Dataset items

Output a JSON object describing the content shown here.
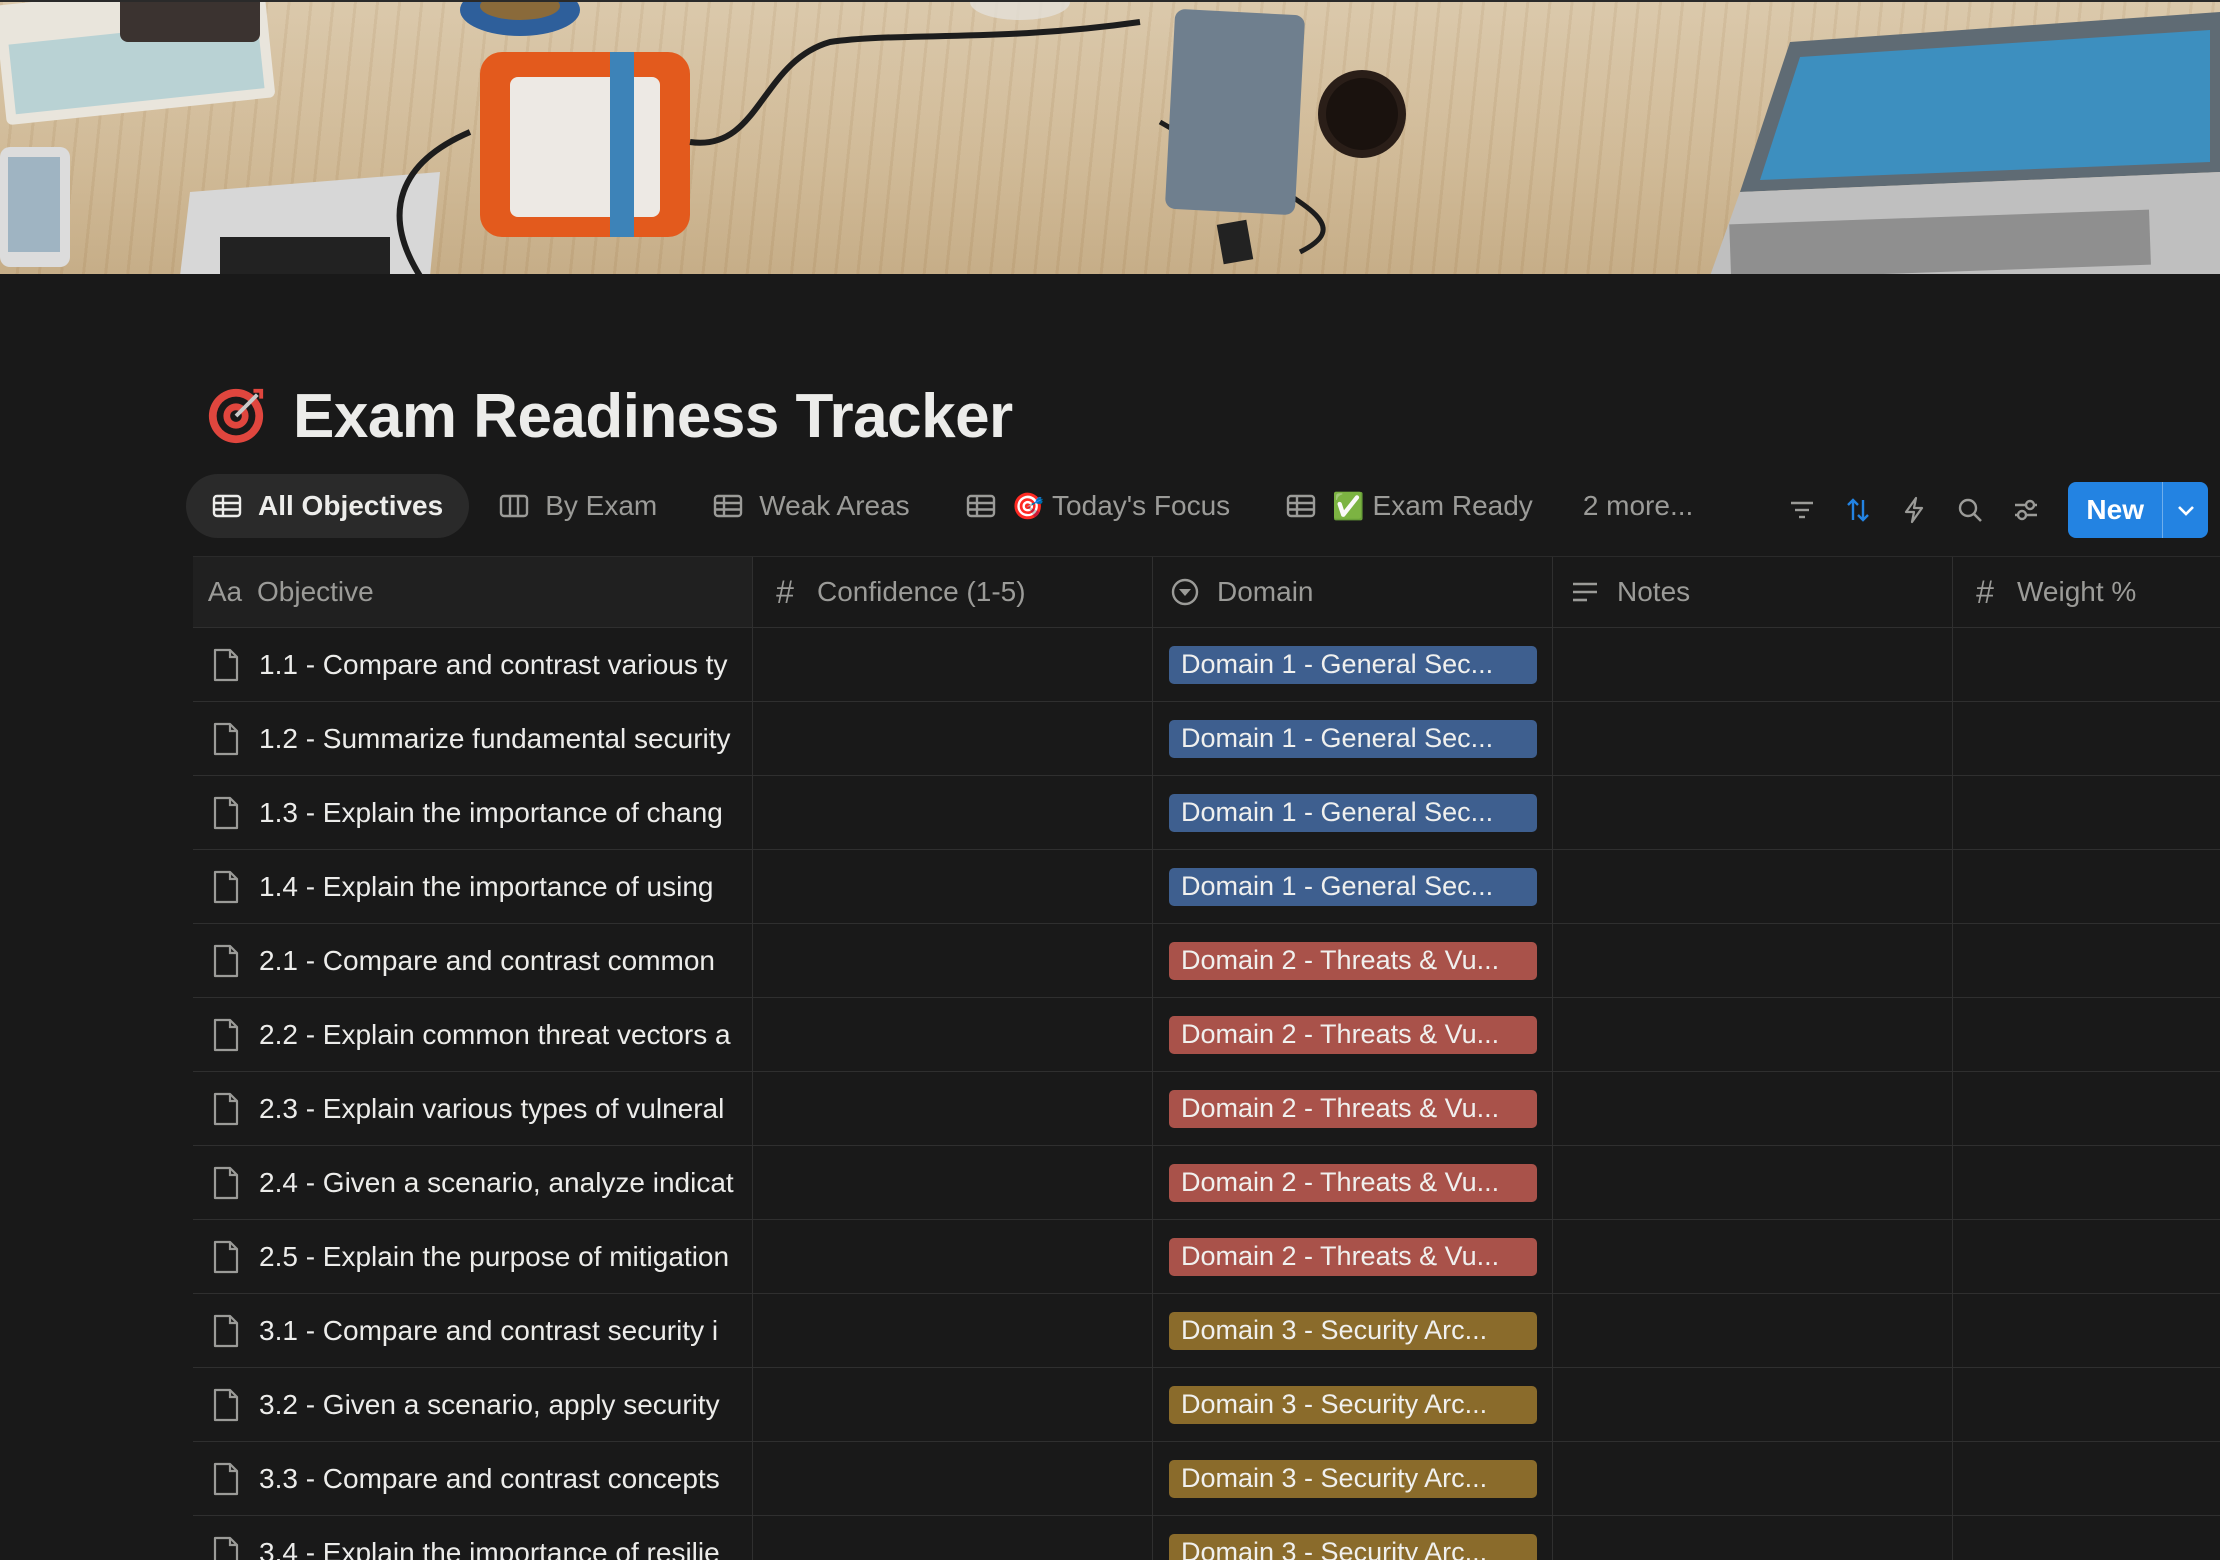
{
  "page": {
    "title": "Exam Readiness Tracker",
    "icon": "target-icon"
  },
  "views": [
    {
      "label": "All Objectives",
      "icon": "table-icon",
      "active": true
    },
    {
      "label": "By Exam",
      "icon": "board-icon"
    },
    {
      "label": "Weak Areas",
      "icon": "table-icon"
    },
    {
      "label": "Today's Focus",
      "icon": "table-icon",
      "emoji": "🎯"
    },
    {
      "label": "Exam Ready",
      "icon": "table-icon",
      "emoji": "✅"
    },
    {
      "label": "2 more..."
    }
  ],
  "toolbar": {
    "icons": [
      "filter-icon",
      "sort-icon",
      "automation-icon",
      "search-icon",
      "settings-icon"
    ],
    "new_label": "New"
  },
  "columns": [
    {
      "label": "Objective",
      "icon": "Aa"
    },
    {
      "label": "Confidence (1-5)",
      "icon": "#"
    },
    {
      "label": "Domain",
      "icon": "select-icon"
    },
    {
      "label": "Notes",
      "icon": "text-icon"
    },
    {
      "label": "Weight %",
      "icon": "#"
    }
  ],
  "colors": {
    "domain1": "#3e5f8f",
    "domain2": "#a9524a",
    "domain3": "#8a6b2b",
    "accent": "#2383e2"
  },
  "rows": [
    {
      "objective": "1.1 - Compare and contrast various ty",
      "domain": "Domain 1 - General Sec...",
      "d": 1
    },
    {
      "objective": "1.2 - Summarize fundamental security",
      "domain": "Domain 1 - General Sec...",
      "d": 1
    },
    {
      "objective": "1.3 - Explain the importance of chang",
      "domain": "Domain 1 - General Sec...",
      "d": 1
    },
    {
      "objective": "1.4 - Explain the importance of using",
      "domain": "Domain 1 - General Sec...",
      "d": 1
    },
    {
      "objective": "2.1 - Compare and contrast common",
      "domain": "Domain 2 - Threats & Vu...",
      "d": 2
    },
    {
      "objective": "2.2 - Explain common threat vectors a",
      "domain": "Domain 2 - Threats & Vu...",
      "d": 2
    },
    {
      "objective": "2.3 - Explain various types of vulneral",
      "domain": "Domain 2 - Threats & Vu...",
      "d": 2
    },
    {
      "objective": "2.4 - Given a scenario, analyze indicat",
      "domain": "Domain 2 - Threats & Vu...",
      "d": 2
    },
    {
      "objective": "2.5 - Explain the purpose of mitigation",
      "domain": "Domain 2 - Threats & Vu...",
      "d": 2
    },
    {
      "objective": "3.1 - Compare and contrast security i",
      "domain": "Domain 3 - Security Arc...",
      "d": 3
    },
    {
      "objective": "3.2 - Given a scenario, apply security",
      "domain": "Domain 3 - Security Arc...",
      "d": 3
    },
    {
      "objective": "3.3 - Compare and contrast concepts",
      "domain": "Domain 3 - Security Arc...",
      "d": 3
    },
    {
      "objective": "3.4 - Explain the importance of resilie",
      "domain": "Domain 3 - Security Arc...",
      "d": 3
    }
  ]
}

* _WHAT YOU WILL DO_
Each record should be quoted exactly, with the images omitted.

* _EXERCISE ANSWER_
Output a JSON object describing the content shown here.
{
  "page": {
    "title": "Exam Readiness Tracker",
    "icon": "target-icon"
  },
  "views": [
    {
      "label": "All Objectives",
      "icon": "table-icon",
      "active": true
    },
    {
      "label": "By Exam",
      "icon": "board-icon"
    },
    {
      "label": "Weak Areas",
      "icon": "table-icon"
    },
    {
      "label": "Today's Focus",
      "icon": "table-icon",
      "emoji": "🎯"
    },
    {
      "label": "Exam Ready",
      "icon": "table-icon",
      "emoji": "✅"
    },
    {
      "label": "2 more..."
    }
  ],
  "toolbar": {
    "icons": [
      "filter-icon",
      "sort-icon",
      "automation-icon",
      "search-icon",
      "settings-icon"
    ],
    "new_label": "New"
  },
  "columns": [
    {
      "label": "Objective",
      "icon": "Aa"
    },
    {
      "label": "Confidence (1-5)",
      "icon": "#"
    },
    {
      "label": "Domain",
      "icon": "select-icon"
    },
    {
      "label": "Notes",
      "icon": "text-icon"
    },
    {
      "label": "Weight %",
      "icon": "#"
    }
  ],
  "colors": {
    "domain1": "#3e5f8f",
    "domain2": "#a9524a",
    "domain3": "#8a6b2b",
    "accent": "#2383e2"
  },
  "rows": [
    {
      "objective": "1.1 - Compare and contrast various ty",
      "domain": "Domain 1 - General Sec...",
      "d": 1
    },
    {
      "objective": "1.2 - Summarize fundamental security",
      "domain": "Domain 1 - General Sec...",
      "d": 1
    },
    {
      "objective": "1.3 - Explain the importance of chang",
      "domain": "Domain 1 - General Sec...",
      "d": 1
    },
    {
      "objective": "1.4 - Explain the importance of using",
      "domain": "Domain 1 - General Sec...",
      "d": 1
    },
    {
      "objective": "2.1 - Compare and contrast common",
      "domain": "Domain 2 - Threats & Vu...",
      "d": 2
    },
    {
      "objective": "2.2 - Explain common threat vectors a",
      "domain": "Domain 2 - Threats & Vu...",
      "d": 2
    },
    {
      "objective": "2.3 - Explain various types of vulneral",
      "domain": "Domain 2 - Threats & Vu...",
      "d": 2
    },
    {
      "objective": "2.4 - Given a scenario, analyze indicat",
      "domain": "Domain 2 - Threats & Vu...",
      "d": 2
    },
    {
      "objective": "2.5 - Explain the purpose of mitigation",
      "domain": "Domain 2 - Threats & Vu...",
      "d": 2
    },
    {
      "objective": "3.1 - Compare and contrast security i",
      "domain": "Domain 3 - Security Arc...",
      "d": 3
    },
    {
      "objective": "3.2 - Given a scenario, apply security",
      "domain": "Domain 3 - Security Arc...",
      "d": 3
    },
    {
      "objective": "3.3 - Compare and contrast concepts",
      "domain": "Domain 3 - Security Arc...",
      "d": 3
    },
    {
      "objective": "3.4 - Explain the importance of resilie",
      "domain": "Domain 3 - Security Arc...",
      "d": 3
    }
  ]
}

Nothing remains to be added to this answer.